Task to carry out: Pictures within the data are to be left out; everything else must be reproduced exactly.

########################################

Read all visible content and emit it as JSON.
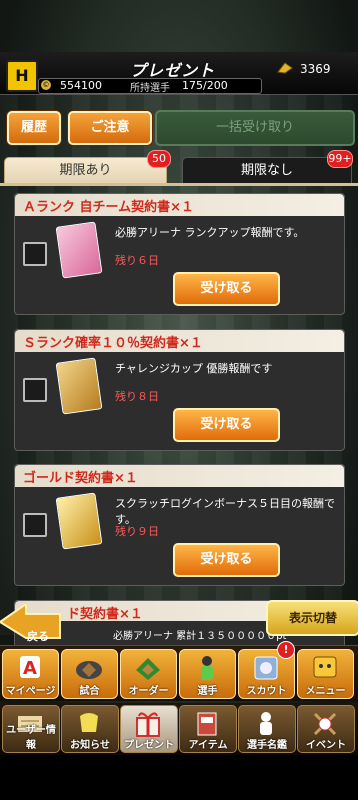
{
  "header": {
    "logo_text": "H",
    "title": "プレゼント",
    "gold": "3369",
    "coins": "554100",
    "players_label": "所持選手",
    "players": "175/200",
    "coin_icon_text": "©"
  },
  "actions": {
    "history": "履歴",
    "caution": "ご注意",
    "receive_all": "一括受け取り"
  },
  "tabs": [
    {
      "label": "期限あり",
      "badge": "50"
    },
    {
      "label": "期限なし",
      "badge": "99+"
    }
  ],
  "items": [
    {
      "title": "Ａランク 自チーム契約書×１",
      "desc": "必勝アリーナ ランクアップ報酬です。",
      "remaining": "残り６日",
      "button": "受け取る",
      "img_color": "#e48fb5"
    },
    {
      "title": "Ｓランク確率１０％契約書×１",
      "desc": "チャレンジカップ 優勝報酬です",
      "remaining": "残り８日",
      "button": "受け取る",
      "img_color": "#d9a63a"
    },
    {
      "title": "ゴールド契約書×１",
      "desc": "スクラッチログインボーナス５日目の報酬です。",
      "remaining": "残り９日",
      "button": "受け取る",
      "img_color": "#f0c33c"
    }
  ],
  "partial_item": {
    "title": "ド契約書×１",
    "desc": "必勝アリーナ 累計１３５０００００pt"
  },
  "back_label": "戻る",
  "toggle_label": "表示切替",
  "nav_main": [
    {
      "label": "マイページ",
      "icon": "mypage-icon"
    },
    {
      "label": "試合",
      "icon": "stadium-icon"
    },
    {
      "label": "オーダー",
      "icon": "lineup-icon"
    },
    {
      "label": "選手",
      "icon": "player-icon"
    },
    {
      "label": "スカウト",
      "icon": "scout-icon"
    },
    {
      "label": "メニュー",
      "icon": "menu-icon"
    }
  ],
  "nav_sub": [
    {
      "label": "ユーザー情報",
      "icon": "user-info-icon"
    },
    {
      "label": "お知らせ",
      "icon": "notice-icon"
    },
    {
      "label": "プレゼント",
      "icon": "present-icon"
    },
    {
      "label": "アイテム",
      "icon": "item-icon"
    },
    {
      "label": "選手名鑑",
      "icon": "roster-icon"
    },
    {
      "label": "イベント",
      "icon": "event-icon"
    }
  ],
  "scout_alert": "!"
}
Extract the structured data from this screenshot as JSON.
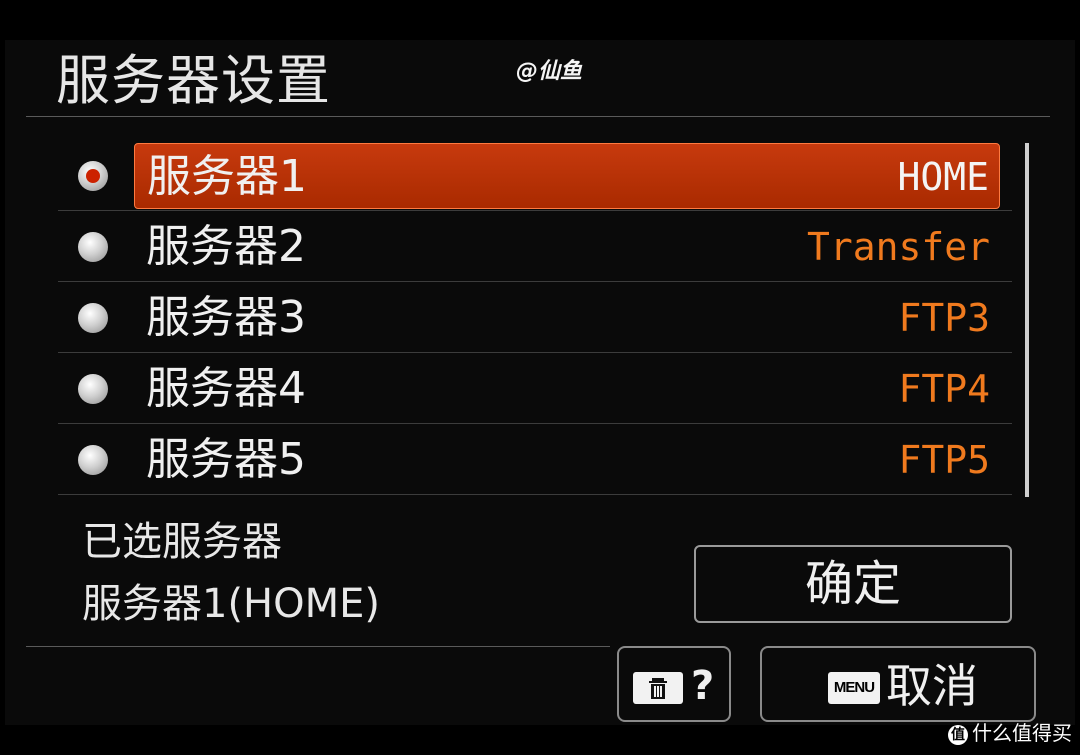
{
  "page": {
    "title": "服务器设置",
    "watermark": "@仙鱼"
  },
  "servers": [
    {
      "name": "服务器1",
      "tag": "HOME",
      "selected": true
    },
    {
      "name": "服务器2",
      "tag": "Transfer",
      "selected": false
    },
    {
      "name": "服务器3",
      "tag": "FTP3",
      "selected": false
    },
    {
      "name": "服务器4",
      "tag": "FTP4",
      "selected": false
    },
    {
      "name": "服务器5",
      "tag": "FTP5",
      "selected": false
    }
  ],
  "selection": {
    "label": "已选服务器",
    "value": "服务器1(HOME)"
  },
  "buttons": {
    "ok": "确定",
    "help": "?",
    "menu_badge": "MENU",
    "cancel": "取消"
  },
  "brand": {
    "icon": "值",
    "text": "什么值得买"
  },
  "colors": {
    "selected_row": "#b83200",
    "tag": "#f07a1e",
    "radio_dot": "#cc2200"
  }
}
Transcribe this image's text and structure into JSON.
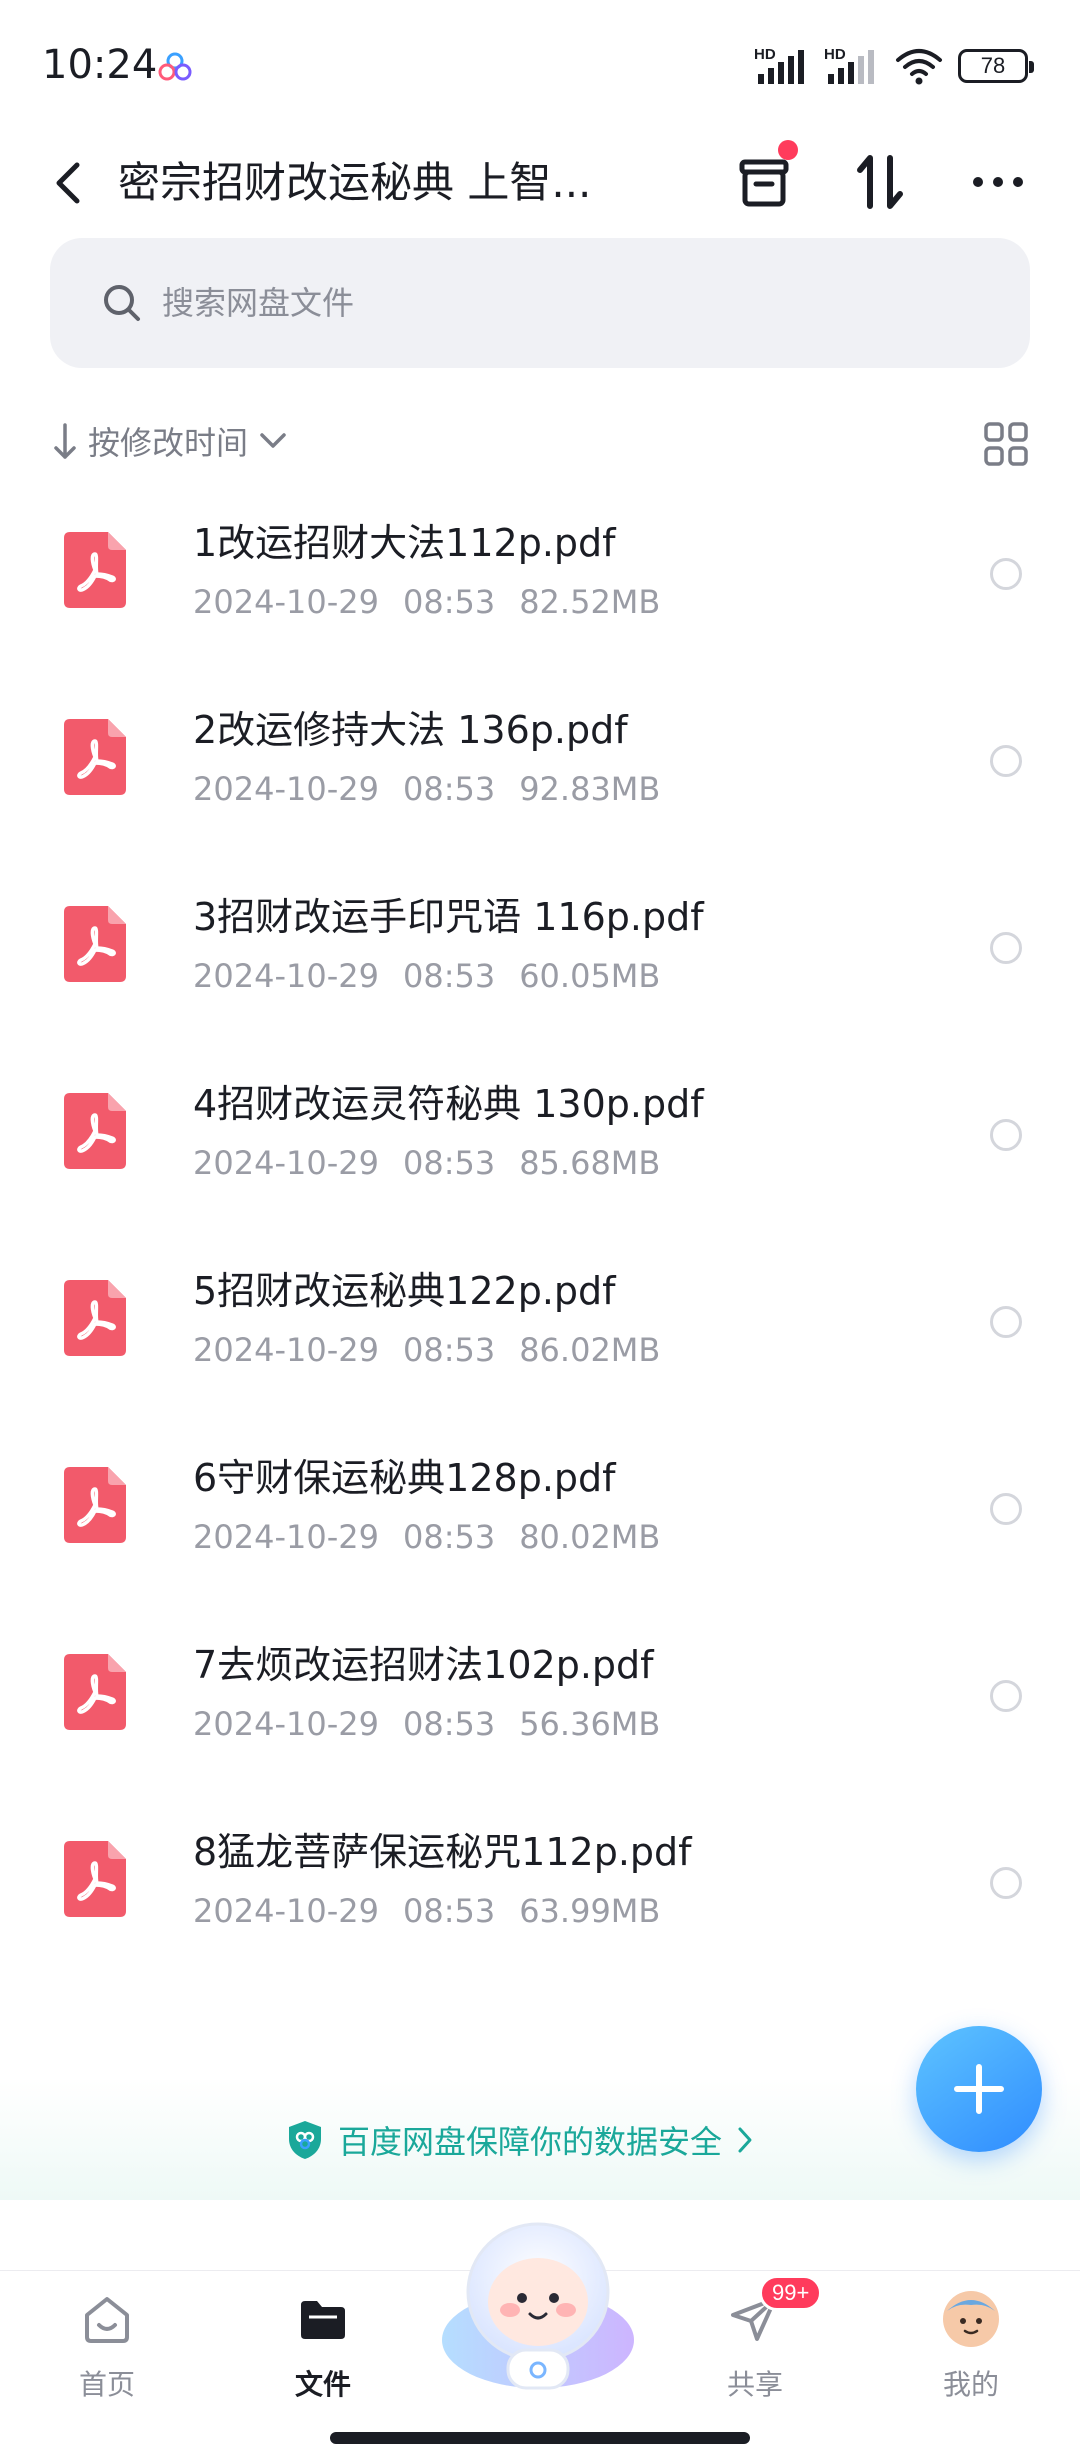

########################################

Written answer:
Read all visible content and emit it as JSON.
{
  "header": {
    "logo_text": "H",
    "title": "プレゼント",
    "gold": "3369",
    "coins": "554100",
    "players_label": "所持選手",
    "players": "175/200",
    "coin_icon_text": "©"
  },
  "actions": {
    "history": "履歴",
    "caution": "ご注意",
    "receive_all": "一括受け取り"
  },
  "tabs": [
    {
      "label": "期限あり",
      "badge": "50"
    },
    {
      "label": "期限なし",
      "badge": "99+"
    }
  ],
  "items": [
    {
      "title": "Ａランク 自チーム契約書×１",
      "desc": "必勝アリーナ ランクアップ報酬です。",
      "remaining": "残り６日",
      "button": "受け取る",
      "img_color": "#e48fb5"
    },
    {
      "title": "Ｓランク確率１０％契約書×１",
      "desc": "チャレンジカップ 優勝報酬です",
      "remaining": "残り８日",
      "button": "受け取る",
      "img_color": "#d9a63a"
    },
    {
      "title": "ゴールド契約書×１",
      "desc": "スクラッチログインボーナス５日目の報酬です。",
      "remaining": "残り９日",
      "button": "受け取る",
      "img_color": "#f0c33c"
    }
  ],
  "partial_item": {
    "title": "ド契約書×１",
    "desc": "必勝アリーナ 累計１３５０００００pt"
  },
  "back_label": "戻る",
  "toggle_label": "表示切替",
  "nav_main": [
    {
      "label": "マイページ",
      "icon": "mypage-icon"
    },
    {
      "label": "試合",
      "icon": "stadium-icon"
    },
    {
      "label": "オーダー",
      "icon": "lineup-icon"
    },
    {
      "label": "選手",
      "icon": "player-icon"
    },
    {
      "label": "スカウト",
      "icon": "scout-icon"
    },
    {
      "label": "メニュー",
      "icon": "menu-icon"
    }
  ],
  "nav_sub": [
    {
      "label": "ユーザー情報",
      "icon": "user-info-icon"
    },
    {
      "label": "お知らせ",
      "icon": "notice-icon"
    },
    {
      "label": "プレゼント",
      "icon": "present-icon"
    },
    {
      "label": "アイテム",
      "icon": "item-icon"
    },
    {
      "label": "選手名鑑",
      "icon": "roster-icon"
    },
    {
      "label": "イベント",
      "icon": "event-icon"
    }
  ],
  "scout_alert": "!"
}
Extract the structured data from this screenshot as JSON.
{
  "page": {
    "title": "服务器设置",
    "watermark": "@仙鱼"
  },
  "servers": [
    {
      "name": "服务器1",
      "tag": "HOME",
      "selected": true
    },
    {
      "name": "服务器2",
      "tag": "Transfer",
      "selected": false
    },
    {
      "name": "服务器3",
      "tag": "FTP3",
      "selected": false
    },
    {
      "name": "服务器4",
      "tag": "FTP4",
      "selected": false
    },
    {
      "name": "服务器5",
      "tag": "FTP5",
      "selected": false
    }
  ],
  "selection": {
    "label": "已选服务器",
    "value": "服务器1(HOME)"
  },
  "buttons": {
    "ok": "确定",
    "help": "?",
    "menu_badge": "MENU",
    "cancel": "取消"
  },
  "brand": {
    "icon": "值",
    "text": "什么值得买"
  },
  "colors": {
    "selected_row": "#b83200",
    "tag": "#f07a1e",
    "radio_dot": "#cc2200"
  }
}
Transcribe this image's text and structure into JSON.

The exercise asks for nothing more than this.